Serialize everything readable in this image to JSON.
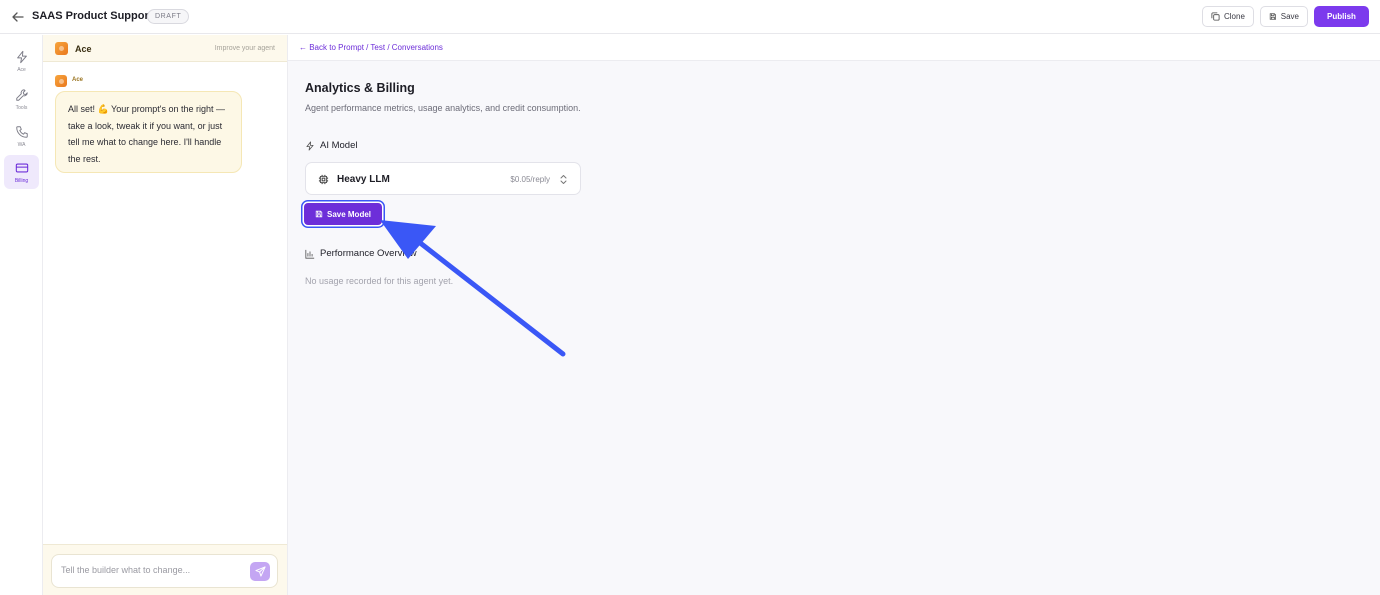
{
  "topbar": {
    "title": "SAAS Product Support",
    "status_badge": "DRAFT",
    "clone_label": "Clone",
    "save_label": "Save",
    "publish_label": "Publish"
  },
  "rail": {
    "items": [
      {
        "label": "Ace",
        "icon": "bolt-icon"
      },
      {
        "label": "Tools",
        "icon": "wrench-icon"
      },
      {
        "label": "WA",
        "icon": "phone-icon"
      },
      {
        "label": "Billing",
        "icon": "credit-card-icon",
        "active": true
      }
    ]
  },
  "chat": {
    "agent_name": "Ace",
    "improve_link": "Improve your agent",
    "message_author": "Ace",
    "message_text": "All set! 💪 Your prompt's on the right — take a look, tweak it if you want, or just tell me what to change here. I'll handle the rest.",
    "composer_placeholder": "Tell the builder what to change..."
  },
  "main": {
    "back_link": "← Back to Prompt / Test / Conversations",
    "title": "Analytics & Billing",
    "subtitle": "Agent performance metrics, usage analytics, and credit consumption.",
    "ai_model_heading": "AI Model",
    "model_name": "Heavy LLM",
    "model_price": "$0.05/reply",
    "save_model_label": "Save Model",
    "performance_heading": "Performance Overview",
    "empty_state": "No usage recorded for this agent yet."
  },
  "colors": {
    "accent": "#7c3aed",
    "annotation_arrow": "#3a57f6"
  }
}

GOAL
Exclude every picture and copy the remaining data exactly.

OUTPUT FOR THIS TASK
Serialize everything readable in this image to JSON.
{
  "topbar": {
    "title": "SAAS Product Support",
    "status_badge": "DRAFT",
    "clone_label": "Clone",
    "save_label": "Save",
    "publish_label": "Publish"
  },
  "rail": {
    "items": [
      {
        "label": "Ace",
        "icon": "bolt-icon"
      },
      {
        "label": "Tools",
        "icon": "wrench-icon"
      },
      {
        "label": "WA",
        "icon": "phone-icon"
      },
      {
        "label": "Billing",
        "icon": "credit-card-icon",
        "active": true
      }
    ]
  },
  "chat": {
    "agent_name": "Ace",
    "improve_link": "Improve your agent",
    "message_author": "Ace",
    "message_text": "All set! 💪 Your prompt's on the right — take a look, tweak it if you want, or just tell me what to change here. I'll handle the rest.",
    "composer_placeholder": "Tell the builder what to change..."
  },
  "main": {
    "back_link": "← Back to Prompt / Test / Conversations",
    "title": "Analytics & Billing",
    "subtitle": "Agent performance metrics, usage analytics, and credit consumption.",
    "ai_model_heading": "AI Model",
    "model_name": "Heavy LLM",
    "model_price": "$0.05/reply",
    "save_model_label": "Save Model",
    "performance_heading": "Performance Overview",
    "empty_state": "No usage recorded for this agent yet."
  },
  "colors": {
    "accent": "#7c3aed",
    "annotation_arrow": "#3a57f6"
  }
}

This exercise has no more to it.